[Given request 1]: From the SUVI project paper below, write out word for word the passage that begins at the words "Jussi Hirvonen*" and stops after the words "for the staff.".
[Given request 2]: Pick up the SUVI project paper below at the point where it ends, and write the part that comes next.

[Passage given]:
+ + + + + + +

Building a joint information service for Open Universities in Finland - the SUVI project

Jussi Hirvonen*
University of Helsinki, IT department
Finland

Abstract

The ambitious goal of building a joint information service for all 19 open universities was realised within schedule.The service (http://www.avoinyliopisto.fi) has been functional since January 1998 in Finnish, Swedish, and parts of it also in English. For public, it offers information on Open University education. The main attraction is the course database, which contains up to date information on all Open University education in Finland. It also provides intranet-services for the staff.

Introduction

Open Universities offer higher education to all, and have always had interest in finding new and efficient ways of informing potential students. Internet seemed to be just the right tool for them. The number of students at Open Universities also grew from 39000 in 1990 to 75000 in 1997, partly because government increased Open University financing as one remedy for record high unemployment. Finnish Ministry of Education was at the same time engaged in networking all educational institutions as a part of a national 'Information Society' program. In 1997, it launched a project to build a joint information service for all the Open Universities, and 21.1.1998 the service was opened.

This paper presents this SUVI project. Finnish Open Universities are briefly described (section 2), as necessary background information for the project's basic ideas, goals and organisation (section 3). The services are briefly described (section 4) and technical solutions are summarised (section 5), with a more detailed discussion on/of the core application.

+ + + + + + +

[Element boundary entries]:

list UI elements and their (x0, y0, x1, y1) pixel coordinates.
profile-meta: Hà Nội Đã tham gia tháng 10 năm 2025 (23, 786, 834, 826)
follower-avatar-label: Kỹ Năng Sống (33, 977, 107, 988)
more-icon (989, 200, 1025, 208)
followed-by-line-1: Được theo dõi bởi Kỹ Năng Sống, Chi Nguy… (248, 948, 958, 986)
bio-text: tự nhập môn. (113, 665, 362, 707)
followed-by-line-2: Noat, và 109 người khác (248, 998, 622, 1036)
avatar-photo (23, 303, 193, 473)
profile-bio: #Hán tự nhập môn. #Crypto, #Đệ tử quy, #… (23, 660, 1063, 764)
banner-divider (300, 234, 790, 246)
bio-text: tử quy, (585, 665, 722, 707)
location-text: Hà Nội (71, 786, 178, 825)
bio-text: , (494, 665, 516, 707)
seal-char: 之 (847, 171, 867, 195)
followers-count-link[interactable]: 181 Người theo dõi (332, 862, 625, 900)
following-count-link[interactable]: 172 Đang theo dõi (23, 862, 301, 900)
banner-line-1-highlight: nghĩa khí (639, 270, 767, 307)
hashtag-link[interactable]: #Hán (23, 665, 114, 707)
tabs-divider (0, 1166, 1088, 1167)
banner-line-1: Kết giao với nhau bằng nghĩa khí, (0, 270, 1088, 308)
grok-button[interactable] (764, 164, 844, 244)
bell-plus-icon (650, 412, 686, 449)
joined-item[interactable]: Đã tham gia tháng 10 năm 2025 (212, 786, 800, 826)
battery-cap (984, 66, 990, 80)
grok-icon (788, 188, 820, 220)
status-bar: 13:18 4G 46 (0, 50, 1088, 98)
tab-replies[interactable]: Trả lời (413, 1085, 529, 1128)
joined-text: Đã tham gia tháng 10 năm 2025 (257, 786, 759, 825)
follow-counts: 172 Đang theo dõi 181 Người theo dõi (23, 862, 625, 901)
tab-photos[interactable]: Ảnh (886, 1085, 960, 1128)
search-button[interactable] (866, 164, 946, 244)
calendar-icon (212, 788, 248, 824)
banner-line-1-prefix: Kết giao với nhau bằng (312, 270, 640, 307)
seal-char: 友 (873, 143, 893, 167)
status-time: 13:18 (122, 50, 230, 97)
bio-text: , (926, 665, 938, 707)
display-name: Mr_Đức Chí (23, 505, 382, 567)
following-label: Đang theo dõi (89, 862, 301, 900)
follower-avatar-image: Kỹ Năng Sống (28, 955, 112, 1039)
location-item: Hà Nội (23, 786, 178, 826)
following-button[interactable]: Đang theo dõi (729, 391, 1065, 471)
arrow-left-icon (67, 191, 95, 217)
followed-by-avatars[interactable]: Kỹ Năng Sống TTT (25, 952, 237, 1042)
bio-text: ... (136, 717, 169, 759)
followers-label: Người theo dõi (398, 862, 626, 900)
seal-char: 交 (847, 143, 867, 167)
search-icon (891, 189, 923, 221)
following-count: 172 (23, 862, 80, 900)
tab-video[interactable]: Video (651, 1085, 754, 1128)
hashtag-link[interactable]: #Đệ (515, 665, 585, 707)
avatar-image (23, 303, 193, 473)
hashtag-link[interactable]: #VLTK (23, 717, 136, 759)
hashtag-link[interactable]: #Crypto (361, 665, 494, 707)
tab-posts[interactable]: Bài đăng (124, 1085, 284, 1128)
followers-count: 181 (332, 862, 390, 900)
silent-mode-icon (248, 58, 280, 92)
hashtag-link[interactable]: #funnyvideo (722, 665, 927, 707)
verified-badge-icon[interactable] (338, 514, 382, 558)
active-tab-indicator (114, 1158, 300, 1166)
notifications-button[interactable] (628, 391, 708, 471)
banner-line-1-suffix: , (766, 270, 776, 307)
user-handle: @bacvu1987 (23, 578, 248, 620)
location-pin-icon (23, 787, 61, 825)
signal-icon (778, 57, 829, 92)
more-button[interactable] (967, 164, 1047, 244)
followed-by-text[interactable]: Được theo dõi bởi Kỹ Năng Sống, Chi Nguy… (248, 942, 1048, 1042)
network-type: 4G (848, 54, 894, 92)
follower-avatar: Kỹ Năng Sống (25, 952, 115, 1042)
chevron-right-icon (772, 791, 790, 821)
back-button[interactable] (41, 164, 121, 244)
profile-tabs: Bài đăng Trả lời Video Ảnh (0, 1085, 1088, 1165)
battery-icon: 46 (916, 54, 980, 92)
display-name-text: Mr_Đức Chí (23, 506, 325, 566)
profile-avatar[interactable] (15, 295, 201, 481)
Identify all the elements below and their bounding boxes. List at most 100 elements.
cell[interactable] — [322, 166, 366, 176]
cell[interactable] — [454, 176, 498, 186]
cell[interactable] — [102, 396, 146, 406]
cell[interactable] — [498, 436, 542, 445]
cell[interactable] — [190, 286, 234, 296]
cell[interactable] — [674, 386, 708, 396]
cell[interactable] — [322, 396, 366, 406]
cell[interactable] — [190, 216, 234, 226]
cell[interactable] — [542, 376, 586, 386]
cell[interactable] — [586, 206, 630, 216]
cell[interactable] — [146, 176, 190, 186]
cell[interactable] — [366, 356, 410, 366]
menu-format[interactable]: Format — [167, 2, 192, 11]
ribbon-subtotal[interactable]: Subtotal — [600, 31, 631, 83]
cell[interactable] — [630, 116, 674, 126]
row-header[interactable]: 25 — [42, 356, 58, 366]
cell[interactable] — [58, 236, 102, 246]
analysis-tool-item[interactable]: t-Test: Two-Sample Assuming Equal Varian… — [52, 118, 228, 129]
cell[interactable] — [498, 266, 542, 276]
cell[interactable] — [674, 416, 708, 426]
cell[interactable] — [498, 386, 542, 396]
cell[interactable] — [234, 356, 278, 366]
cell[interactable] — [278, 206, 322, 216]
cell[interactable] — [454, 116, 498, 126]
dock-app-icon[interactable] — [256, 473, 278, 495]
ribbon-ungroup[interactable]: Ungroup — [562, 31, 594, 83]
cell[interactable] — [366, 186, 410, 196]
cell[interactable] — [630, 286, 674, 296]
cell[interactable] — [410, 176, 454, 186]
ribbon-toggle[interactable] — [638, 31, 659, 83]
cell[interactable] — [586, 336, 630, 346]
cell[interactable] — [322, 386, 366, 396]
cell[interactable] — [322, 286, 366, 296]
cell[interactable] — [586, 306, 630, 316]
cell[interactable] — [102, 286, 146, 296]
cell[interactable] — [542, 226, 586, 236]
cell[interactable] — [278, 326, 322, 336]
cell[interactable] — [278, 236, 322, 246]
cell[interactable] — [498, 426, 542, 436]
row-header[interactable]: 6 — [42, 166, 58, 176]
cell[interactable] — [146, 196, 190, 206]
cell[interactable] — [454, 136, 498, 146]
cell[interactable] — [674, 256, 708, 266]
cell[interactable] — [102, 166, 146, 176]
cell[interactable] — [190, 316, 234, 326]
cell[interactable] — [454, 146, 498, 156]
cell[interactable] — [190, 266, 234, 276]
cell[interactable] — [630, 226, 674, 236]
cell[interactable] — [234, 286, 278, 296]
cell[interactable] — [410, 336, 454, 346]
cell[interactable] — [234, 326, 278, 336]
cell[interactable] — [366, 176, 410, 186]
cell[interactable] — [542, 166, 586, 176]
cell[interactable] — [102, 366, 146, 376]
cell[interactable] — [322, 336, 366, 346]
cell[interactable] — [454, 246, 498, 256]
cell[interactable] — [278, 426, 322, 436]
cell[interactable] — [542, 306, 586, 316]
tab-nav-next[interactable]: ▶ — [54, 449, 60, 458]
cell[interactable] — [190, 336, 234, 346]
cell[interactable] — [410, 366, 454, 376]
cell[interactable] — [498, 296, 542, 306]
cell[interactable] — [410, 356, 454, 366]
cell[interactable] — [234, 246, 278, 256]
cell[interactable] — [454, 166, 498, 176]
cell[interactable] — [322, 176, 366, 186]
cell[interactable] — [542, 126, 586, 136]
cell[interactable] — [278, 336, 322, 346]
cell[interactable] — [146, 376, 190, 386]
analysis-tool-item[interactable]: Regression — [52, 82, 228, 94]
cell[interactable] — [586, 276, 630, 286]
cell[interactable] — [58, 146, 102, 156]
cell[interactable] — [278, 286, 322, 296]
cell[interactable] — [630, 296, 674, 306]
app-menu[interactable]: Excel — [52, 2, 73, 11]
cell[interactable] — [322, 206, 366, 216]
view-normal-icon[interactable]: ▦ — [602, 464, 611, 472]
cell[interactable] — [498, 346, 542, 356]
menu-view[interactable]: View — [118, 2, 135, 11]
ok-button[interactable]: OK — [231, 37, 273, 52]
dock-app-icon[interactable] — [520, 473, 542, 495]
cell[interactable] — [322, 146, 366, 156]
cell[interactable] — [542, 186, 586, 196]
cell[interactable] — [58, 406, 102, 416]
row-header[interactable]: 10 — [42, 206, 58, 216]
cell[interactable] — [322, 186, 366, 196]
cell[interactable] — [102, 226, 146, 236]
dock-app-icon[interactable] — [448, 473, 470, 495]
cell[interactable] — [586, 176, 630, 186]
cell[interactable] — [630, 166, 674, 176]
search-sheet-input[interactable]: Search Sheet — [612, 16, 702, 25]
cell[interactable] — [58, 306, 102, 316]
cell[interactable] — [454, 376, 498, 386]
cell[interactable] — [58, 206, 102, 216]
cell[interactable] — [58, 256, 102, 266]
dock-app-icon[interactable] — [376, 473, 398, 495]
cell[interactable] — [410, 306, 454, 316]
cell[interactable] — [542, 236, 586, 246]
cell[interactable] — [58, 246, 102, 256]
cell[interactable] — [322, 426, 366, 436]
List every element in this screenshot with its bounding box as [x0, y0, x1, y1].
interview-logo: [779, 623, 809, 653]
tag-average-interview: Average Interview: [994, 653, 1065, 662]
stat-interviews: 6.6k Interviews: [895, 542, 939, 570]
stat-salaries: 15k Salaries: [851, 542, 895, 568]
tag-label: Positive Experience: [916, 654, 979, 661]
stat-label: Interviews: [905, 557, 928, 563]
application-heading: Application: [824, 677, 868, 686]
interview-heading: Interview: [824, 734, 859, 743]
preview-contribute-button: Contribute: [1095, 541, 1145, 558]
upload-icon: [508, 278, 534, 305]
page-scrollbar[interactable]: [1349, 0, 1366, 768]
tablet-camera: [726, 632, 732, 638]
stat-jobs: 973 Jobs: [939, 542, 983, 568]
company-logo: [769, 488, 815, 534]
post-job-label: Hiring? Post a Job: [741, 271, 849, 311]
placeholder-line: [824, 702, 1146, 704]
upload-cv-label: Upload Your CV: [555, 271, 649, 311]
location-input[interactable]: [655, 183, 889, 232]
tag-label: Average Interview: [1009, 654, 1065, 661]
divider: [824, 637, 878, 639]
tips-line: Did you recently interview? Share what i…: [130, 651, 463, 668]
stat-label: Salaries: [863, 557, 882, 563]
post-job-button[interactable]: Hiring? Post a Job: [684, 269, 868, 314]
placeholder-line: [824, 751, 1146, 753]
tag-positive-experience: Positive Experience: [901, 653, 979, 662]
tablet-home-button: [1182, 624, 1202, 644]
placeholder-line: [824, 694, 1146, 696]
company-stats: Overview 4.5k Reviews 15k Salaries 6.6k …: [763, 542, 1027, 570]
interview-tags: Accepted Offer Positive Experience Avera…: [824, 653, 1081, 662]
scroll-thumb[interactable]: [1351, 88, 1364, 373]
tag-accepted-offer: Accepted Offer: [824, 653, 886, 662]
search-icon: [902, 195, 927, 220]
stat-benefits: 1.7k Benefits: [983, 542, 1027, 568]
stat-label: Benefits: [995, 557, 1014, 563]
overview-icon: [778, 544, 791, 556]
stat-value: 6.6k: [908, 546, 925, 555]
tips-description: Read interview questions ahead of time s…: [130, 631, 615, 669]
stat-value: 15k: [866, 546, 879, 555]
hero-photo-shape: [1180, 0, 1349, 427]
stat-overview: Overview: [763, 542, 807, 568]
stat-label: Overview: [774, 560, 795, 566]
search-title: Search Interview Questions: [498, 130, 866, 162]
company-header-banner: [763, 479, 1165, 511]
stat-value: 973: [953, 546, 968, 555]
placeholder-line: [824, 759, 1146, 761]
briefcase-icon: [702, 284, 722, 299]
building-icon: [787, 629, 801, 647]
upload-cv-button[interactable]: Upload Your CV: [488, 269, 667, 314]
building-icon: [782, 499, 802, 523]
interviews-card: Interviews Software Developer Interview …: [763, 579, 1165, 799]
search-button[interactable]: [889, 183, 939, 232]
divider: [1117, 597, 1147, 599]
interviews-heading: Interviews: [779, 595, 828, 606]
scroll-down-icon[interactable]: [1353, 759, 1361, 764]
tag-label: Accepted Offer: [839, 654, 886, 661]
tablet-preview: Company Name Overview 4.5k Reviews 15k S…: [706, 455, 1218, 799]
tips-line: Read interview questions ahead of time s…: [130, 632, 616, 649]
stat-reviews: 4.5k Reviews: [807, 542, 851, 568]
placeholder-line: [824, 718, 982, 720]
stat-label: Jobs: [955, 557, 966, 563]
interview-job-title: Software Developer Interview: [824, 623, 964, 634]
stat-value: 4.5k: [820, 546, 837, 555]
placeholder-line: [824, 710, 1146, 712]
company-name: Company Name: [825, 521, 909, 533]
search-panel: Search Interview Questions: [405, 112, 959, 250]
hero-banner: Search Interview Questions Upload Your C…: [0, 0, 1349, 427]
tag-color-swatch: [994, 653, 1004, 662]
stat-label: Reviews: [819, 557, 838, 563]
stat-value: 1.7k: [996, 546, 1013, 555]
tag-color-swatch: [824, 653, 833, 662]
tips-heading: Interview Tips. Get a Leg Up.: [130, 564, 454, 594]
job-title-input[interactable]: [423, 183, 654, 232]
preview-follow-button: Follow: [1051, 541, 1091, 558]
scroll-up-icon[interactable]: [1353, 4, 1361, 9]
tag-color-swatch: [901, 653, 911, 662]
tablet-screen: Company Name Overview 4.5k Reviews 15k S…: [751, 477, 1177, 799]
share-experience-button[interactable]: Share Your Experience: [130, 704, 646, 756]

+ + + + + + +

[Result 1]:
Jussi Hirvonen*
University of Helsinki, IT department
Finland

Abstract

The ambitious goal of building a joint information service for all 19 open universities was realised within schedule.The service (http://www.avoinyliopisto.fi) has been functional since January 1998 in Finnish, Swedish, and parts of it also in English. For public, it offers information on Open University education. The main attraction is the course database, which contains up to date information on all Open University education in Finland. It also provides intranet-services for the staff.

[Result 2]:
2. Open Universities in Finland

Open University of Finland is not a separate educational organisation. Nineteen universities have an Open University department as a special unit, and they offer education in the fields of study available within the university in question. Anybody can participate in Open University courses, regardless of age or educational background, and teaching is to be offered at cost prices. The university departments are responsible for the teaching, syllabus and requirements of the courses. Open University organises the courses, selects the students, and awards and records their study credits. It is possible to take basic, intermediate, and even advanced level studies at the open universities, but no degrees are granted. However, the study credits at Open University are transferable, if the student is admitted into a regular university.

3. Planning and implementing SUVI

The Open Universities were keenly interested in "using the web", and 1996 they had more or less advanced web pages, providing basic "one way" information for students. They were also exploring the possibilities of the web for learning, usually as a supplement to traditional classroom teaching, using tools like newsgroups, discussion groups and email to add some interaction. In some of them, the possibilities of fully or partially net-based learning were explored, and for a good reason. Time (mostly night classes) and distance (courses are usually organise in various locations around university cities) were all too familiar problems for both the staff and the students.

Open universities are however administratively tied to the practices and back office systems of the respective universities. The growing number of students and potential students did not have a single entry point to this spontaneously growing labyrinth of web sites. Representation of the information was diverse, standard user interface or truly interactive guidance services were not available.

Defining the project

The visions of a Virtual Open University, web-based learning, student guidance services and lifelong learning needed a common strategy, and in fall 1996 Ministry of Education commissioned a plan to provide it.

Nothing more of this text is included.